■ PROBLEM REQUIREMENTS ■
Write out the whole listing again, exactly.

## start

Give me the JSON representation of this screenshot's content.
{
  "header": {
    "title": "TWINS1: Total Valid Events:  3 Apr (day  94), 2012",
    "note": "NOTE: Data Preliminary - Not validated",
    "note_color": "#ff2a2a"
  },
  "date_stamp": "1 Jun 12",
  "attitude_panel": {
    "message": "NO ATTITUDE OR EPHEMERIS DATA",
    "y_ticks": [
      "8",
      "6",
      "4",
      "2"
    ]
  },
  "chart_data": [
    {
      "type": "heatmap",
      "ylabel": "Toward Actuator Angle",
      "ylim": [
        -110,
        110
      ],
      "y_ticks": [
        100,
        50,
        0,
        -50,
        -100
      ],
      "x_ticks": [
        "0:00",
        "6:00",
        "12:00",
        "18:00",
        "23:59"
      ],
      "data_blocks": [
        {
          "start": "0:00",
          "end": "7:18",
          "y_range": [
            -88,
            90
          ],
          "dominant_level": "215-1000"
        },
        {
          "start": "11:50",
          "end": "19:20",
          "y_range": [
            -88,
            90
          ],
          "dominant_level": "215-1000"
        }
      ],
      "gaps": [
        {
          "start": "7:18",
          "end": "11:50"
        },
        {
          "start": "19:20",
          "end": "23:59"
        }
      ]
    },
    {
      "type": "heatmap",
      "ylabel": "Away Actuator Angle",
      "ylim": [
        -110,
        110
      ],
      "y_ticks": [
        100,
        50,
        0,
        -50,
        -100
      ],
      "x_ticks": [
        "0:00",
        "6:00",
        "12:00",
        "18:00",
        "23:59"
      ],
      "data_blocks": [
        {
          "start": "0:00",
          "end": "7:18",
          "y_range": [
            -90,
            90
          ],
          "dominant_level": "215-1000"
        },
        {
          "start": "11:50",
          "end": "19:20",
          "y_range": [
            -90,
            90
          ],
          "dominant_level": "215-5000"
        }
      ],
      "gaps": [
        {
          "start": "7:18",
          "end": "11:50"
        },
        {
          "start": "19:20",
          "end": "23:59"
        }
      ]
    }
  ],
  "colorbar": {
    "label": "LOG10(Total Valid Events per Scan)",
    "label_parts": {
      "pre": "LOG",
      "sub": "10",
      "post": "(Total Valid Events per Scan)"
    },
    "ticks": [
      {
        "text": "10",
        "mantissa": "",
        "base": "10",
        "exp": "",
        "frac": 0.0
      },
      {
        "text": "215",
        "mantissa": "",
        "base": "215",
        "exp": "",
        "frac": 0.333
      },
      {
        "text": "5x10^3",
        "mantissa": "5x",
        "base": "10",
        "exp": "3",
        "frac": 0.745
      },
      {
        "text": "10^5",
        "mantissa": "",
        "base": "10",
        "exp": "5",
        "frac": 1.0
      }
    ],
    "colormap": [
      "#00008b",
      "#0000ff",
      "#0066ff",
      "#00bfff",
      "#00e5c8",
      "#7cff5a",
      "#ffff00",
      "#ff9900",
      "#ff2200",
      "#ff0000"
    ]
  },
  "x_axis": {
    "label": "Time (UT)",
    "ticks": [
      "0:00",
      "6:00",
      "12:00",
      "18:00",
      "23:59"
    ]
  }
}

## end

■ RESULT OF THIS EXERCISE ■
Give me the JSON representation of this screenshot's content.
{
  "header": {
    "title": "TWINS1: Total Valid Events:  3 Apr (day  94), 2012",
    "note": "NOTE: Data Preliminary - Not validated",
    "note_color": "#ff2a2a"
  },
  "date_stamp": "1 Jun 12",
  "attitude_panel": {
    "message": "NO ATTITUDE OR EPHEMERIS DATA",
    "y_ticks": [
      "8",
      "6",
      "4",
      "2"
    ]
  },
  "chart_data": [
    {
      "type": "heatmap",
      "ylabel": "Toward Actuator Angle",
      "ylim": [
        -110,
        110
      ],
      "y_ticks": [
        100,
        50,
        0,
        -50,
        -100
      ],
      "x_ticks": [
        "0:00",
        "6:00",
        "12:00",
        "18:00",
        "23:59"
      ],
      "data_blocks": [
        {
          "start": "0:00",
          "end": "7:18",
          "y_range": [
            -88,
            90
          ],
          "dominant_level": "215-1000"
        },
        {
          "start": "11:50",
          "end": "19:20",
          "y_range": [
            -88,
            90
          ],
          "dominant_level": "215-1000"
        }
      ],
      "gaps": [
        {
          "start": "7:18",
          "end": "11:50"
        },
        {
          "start": "19:20",
          "end": "23:59"
        }
      ]
    },
    {
      "type": "heatmap",
      "ylabel": "Away Actuator Angle",
      "ylim": [
        -110,
        110
      ],
      "y_ticks": [
        100,
        50,
        0,
        -50,
        -100
      ],
      "x_ticks": [
        "0:00",
        "6:00",
        "12:00",
        "18:00",
        "23:59"
      ],
      "data_blocks": [
        {
          "start": "0:00",
          "end": "7:18",
          "y_range": [
            -90,
            90
          ],
          "dominant_level": "215-1000"
        },
        {
          "start": "11:50",
          "end": "19:20",
          "y_range": [
            -90,
            90
          ],
          "dominant_level": "215-5000"
        }
      ],
      "gaps": [
        {
          "start": "7:18",
          "end": "11:50"
        },
        {
          "start": "19:20",
          "end": "23:59"
        }
      ]
    }
  ],
  "colorbar": {
    "label": "LOG10(Total Valid Events per Scan)",
    "label_parts": {
      "pre": "LOG",
      "sub": "10",
      "post": "(Total Valid Events per Scan)"
    },
    "ticks": [
      {
        "text": "10",
        "mantissa": "",
        "base": "10",
        "exp": "",
        "frac": 0.0
      },
      {
        "text": "215",
        "mantissa": "",
        "base": "215",
        "exp": "",
        "frac": 0.333
      },
      {
        "text": "5x10^3",
        "mantissa": "5x",
        "base": "10",
        "exp": "3",
        "frac": 0.745
      },
      {
        "text": "10^5",
        "mantissa": "",
        "base": "10",
        "exp": "5",
        "frac": 1.0
      }
    ],
    "colormap": [
      "#00008b",
      "#0000ff",
      "#0066ff",
      "#00bfff",
      "#00e5c8",
      "#7cff5a",
      "#ffff00",
      "#ff9900",
      "#ff2200",
      "#ff0000"
    ]
  },
  "x_axis": {
    "label": "Time (UT)",
    "ticks": [
      "0:00",
      "6:00",
      "12:00",
      "18:00",
      "23:59"
    ]
  }
}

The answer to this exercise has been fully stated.